>> BEGIN GIVEN ENTRIES

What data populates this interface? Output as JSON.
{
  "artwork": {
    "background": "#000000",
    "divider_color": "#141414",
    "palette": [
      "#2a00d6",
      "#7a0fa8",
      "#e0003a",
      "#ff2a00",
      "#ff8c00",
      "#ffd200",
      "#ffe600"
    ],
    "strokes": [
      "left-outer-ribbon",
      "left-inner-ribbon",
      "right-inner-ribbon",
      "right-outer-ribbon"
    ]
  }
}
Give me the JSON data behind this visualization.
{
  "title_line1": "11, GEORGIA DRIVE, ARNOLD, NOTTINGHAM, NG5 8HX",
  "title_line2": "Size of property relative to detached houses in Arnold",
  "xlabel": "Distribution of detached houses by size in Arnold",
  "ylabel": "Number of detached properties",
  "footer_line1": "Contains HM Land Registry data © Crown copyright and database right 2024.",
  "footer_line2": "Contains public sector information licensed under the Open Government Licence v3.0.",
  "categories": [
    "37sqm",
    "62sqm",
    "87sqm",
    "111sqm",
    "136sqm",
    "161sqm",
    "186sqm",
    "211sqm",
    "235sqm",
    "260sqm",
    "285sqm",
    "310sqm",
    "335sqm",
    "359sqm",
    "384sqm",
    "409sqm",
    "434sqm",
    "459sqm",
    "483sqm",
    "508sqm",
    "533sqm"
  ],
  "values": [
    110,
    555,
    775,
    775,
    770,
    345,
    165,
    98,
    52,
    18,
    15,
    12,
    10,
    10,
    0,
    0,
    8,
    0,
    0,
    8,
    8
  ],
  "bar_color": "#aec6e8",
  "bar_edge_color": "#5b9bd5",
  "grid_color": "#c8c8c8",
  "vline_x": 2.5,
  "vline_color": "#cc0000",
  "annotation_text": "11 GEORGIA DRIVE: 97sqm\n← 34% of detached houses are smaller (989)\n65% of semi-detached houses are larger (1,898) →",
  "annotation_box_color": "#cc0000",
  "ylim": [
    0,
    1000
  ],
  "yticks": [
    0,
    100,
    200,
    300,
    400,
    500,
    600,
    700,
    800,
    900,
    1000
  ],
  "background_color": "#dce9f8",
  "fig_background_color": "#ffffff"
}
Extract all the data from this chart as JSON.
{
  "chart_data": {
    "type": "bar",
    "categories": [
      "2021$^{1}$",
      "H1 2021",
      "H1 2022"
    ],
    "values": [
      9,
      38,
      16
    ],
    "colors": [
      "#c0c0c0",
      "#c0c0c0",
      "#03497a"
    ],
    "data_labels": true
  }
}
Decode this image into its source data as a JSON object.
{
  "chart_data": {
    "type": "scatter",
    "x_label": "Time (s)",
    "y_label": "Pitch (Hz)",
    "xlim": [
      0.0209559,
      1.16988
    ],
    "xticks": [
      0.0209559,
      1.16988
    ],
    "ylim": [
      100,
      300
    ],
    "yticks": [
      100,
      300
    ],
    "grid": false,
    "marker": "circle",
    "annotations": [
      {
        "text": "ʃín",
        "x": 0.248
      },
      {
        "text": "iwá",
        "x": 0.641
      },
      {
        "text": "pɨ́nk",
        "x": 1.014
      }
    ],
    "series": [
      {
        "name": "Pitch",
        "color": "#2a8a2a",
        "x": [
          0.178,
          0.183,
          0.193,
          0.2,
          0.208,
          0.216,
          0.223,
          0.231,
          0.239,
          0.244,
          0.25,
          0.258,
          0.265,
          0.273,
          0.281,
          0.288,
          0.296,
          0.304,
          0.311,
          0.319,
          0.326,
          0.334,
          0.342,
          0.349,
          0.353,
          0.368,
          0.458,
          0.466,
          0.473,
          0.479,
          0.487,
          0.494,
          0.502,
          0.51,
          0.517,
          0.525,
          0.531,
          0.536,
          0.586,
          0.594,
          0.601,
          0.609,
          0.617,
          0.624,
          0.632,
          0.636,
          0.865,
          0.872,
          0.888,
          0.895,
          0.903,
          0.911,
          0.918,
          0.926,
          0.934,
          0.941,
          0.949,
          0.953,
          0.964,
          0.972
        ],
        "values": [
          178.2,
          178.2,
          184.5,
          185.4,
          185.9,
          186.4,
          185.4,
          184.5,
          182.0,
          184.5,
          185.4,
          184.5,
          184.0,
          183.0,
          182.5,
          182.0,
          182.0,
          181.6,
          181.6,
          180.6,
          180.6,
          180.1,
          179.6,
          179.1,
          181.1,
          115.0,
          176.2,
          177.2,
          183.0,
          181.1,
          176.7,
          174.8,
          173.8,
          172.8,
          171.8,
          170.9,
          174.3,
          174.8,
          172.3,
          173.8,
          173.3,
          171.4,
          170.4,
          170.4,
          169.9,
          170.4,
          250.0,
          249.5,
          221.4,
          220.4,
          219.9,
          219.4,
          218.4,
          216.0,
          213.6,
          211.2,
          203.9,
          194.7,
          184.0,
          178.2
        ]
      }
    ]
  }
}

>> END GIVEN ENTRIES

- YOUR TASK: Write the material out exactly, with nothing left out.

- ANSWER TO THE TASK:
What data populates this interface? Output as JSON.
{
  "artwork": {
    "background": "#000000",
    "divider_color": "#141414",
    "palette": [
      "#2a00d6",
      "#7a0fa8",
      "#e0003a",
      "#ff2a00",
      "#ff8c00",
      "#ffd200",
      "#ffe600"
    ],
    "strokes": [
      "left-outer-ribbon",
      "left-inner-ribbon",
      "right-inner-ribbon",
      "right-outer-ribbon"
    ]
  }
}
Give me the JSON data behind this visualization.
{
  "title_line1": "11, GEORGIA DRIVE, ARNOLD, NOTTINGHAM, NG5 8HX",
  "title_line2": "Size of property relative to detached houses in Arnold",
  "xlabel": "Distribution of detached houses by size in Arnold",
  "ylabel": "Number of detached properties",
  "footer_line1": "Contains HM Land Registry data © Crown copyright and database right 2024.",
  "footer_line2": "Contains public sector information licensed under the Open Government Licence v3.0.",
  "categories": [
    "37sqm",
    "62sqm",
    "87sqm",
    "111sqm",
    "136sqm",
    "161sqm",
    "186sqm",
    "211sqm",
    "235sqm",
    "260sqm",
    "285sqm",
    "310sqm",
    "335sqm",
    "359sqm",
    "384sqm",
    "409sqm",
    "434sqm",
    "459sqm",
    "483sqm",
    "508sqm",
    "533sqm"
  ],
  "values": [
    110,
    555,
    775,
    775,
    770,
    345,
    165,
    98,
    52,
    18,
    15,
    12,
    10,
    10,
    0,
    0,
    8,
    0,
    0,
    8,
    8
  ],
  "bar_color": "#aec6e8",
  "bar_edge_color": "#5b9bd5",
  "grid_color": "#c8c8c8",
  "vline_x": 2.5,
  "vline_color": "#cc0000",
  "annotation_text": "11 GEORGIA DRIVE: 97sqm\n← 34% of detached houses are smaller (989)\n65% of semi-detached houses are larger (1,898) →",
  "annotation_box_color": "#cc0000",
  "ylim": [
    0,
    1000
  ],
  "yticks": [
    0,
    100,
    200,
    300,
    400,
    500,
    600,
    700,
    800,
    900,
    1000
  ],
  "background_color": "#dce9f8",
  "fig_background_color": "#ffffff"
}
Extract all the data from this chart as JSON.
{
  "chart_data": {
    "type": "bar",
    "categories": [
      "2021$^{1}$",
      "H1 2021",
      "H1 2022"
    ],
    "values": [
      9,
      38,
      16
    ],
    "colors": [
      "#c0c0c0",
      "#c0c0c0",
      "#03497a"
    ],
    "data_labels": true
  }
}
Decode this image into its source data as a JSON object.
{
  "chart_data": {
    "type": "scatter",
    "x_label": "Time (s)",
    "y_label": "Pitch (Hz)",
    "xlim": [
      0.0209559,
      1.16988
    ],
    "xticks": [
      0.0209559,
      1.16988
    ],
    "ylim": [
      100,
      300
    ],
    "yticks": [
      100,
      300
    ],
    "grid": false,
    "marker": "circle",
    "annotations": [
      {
        "text": "ʃín",
        "x": 0.248
      },
      {
        "text": "iwá",
        "x": 0.641
      },
      {
        "text": "pɨ́nk",
        "x": 1.014
      }
    ],
    "series": [
      {
        "name": "Pitch",
        "color": "#2a8a2a",
        "x": [
          0.178,
          0.183,
          0.193,
          0.2,
          0.208,
          0.216,
          0.223,
          0.231,
          0.239,
          0.244,
          0.25,
          0.258,
          0.265,
          0.273,
          0.281,
          0.288,
          0.296,
          0.304,
          0.311,
          0.319,
          0.326,
          0.334,
          0.342,
          0.349,
          0.353,
          0.368,
          0.458,
          0.466,
          0.473,
          0.479,
          0.487,
          0.494,
          0.502,
          0.51,
          0.517,
          0.525,
          0.531,
          0.536,
          0.586,
          0.594,
          0.601,
          0.609,
          0.617,
          0.624,
          0.632,
          0.636,
          0.865,
          0.872,
          0.888,
          0.895,
          0.903,
          0.911,
          0.918,
          0.926,
          0.934,
          0.941,
          0.949,
          0.953,
          0.964,
          0.972
        ],
        "values": [
          178.2,
          178.2,
          184.5,
          185.4,
          185.9,
          186.4,
          185.4,
          184.5,
          182.0,
          184.5,
          185.4,
          184.5,
          184.0,
          183.0,
          182.5,
          182.0,
          182.0,
          181.6,
          181.6,
          180.6,
          180.6,
          180.1,
          179.6,
          179.1,
          181.1,
          115.0,
          176.2,
          177.2,
          183.0,
          181.1,
          176.7,
          174.8,
          173.8,
          172.8,
          171.8,
          170.9,
          174.3,
          174.8,
          172.3,
          173.8,
          173.3,
          171.4,
          170.4,
          170.4,
          169.9,
          170.4,
          250.0,
          249.5,
          221.4,
          220.4,
          219.9,
          219.4,
          218.4,
          216.0,
          213.6,
          211.2,
          203.9,
          194.7,
          184.0,
          178.2
        ]
      }
    ]
  }
}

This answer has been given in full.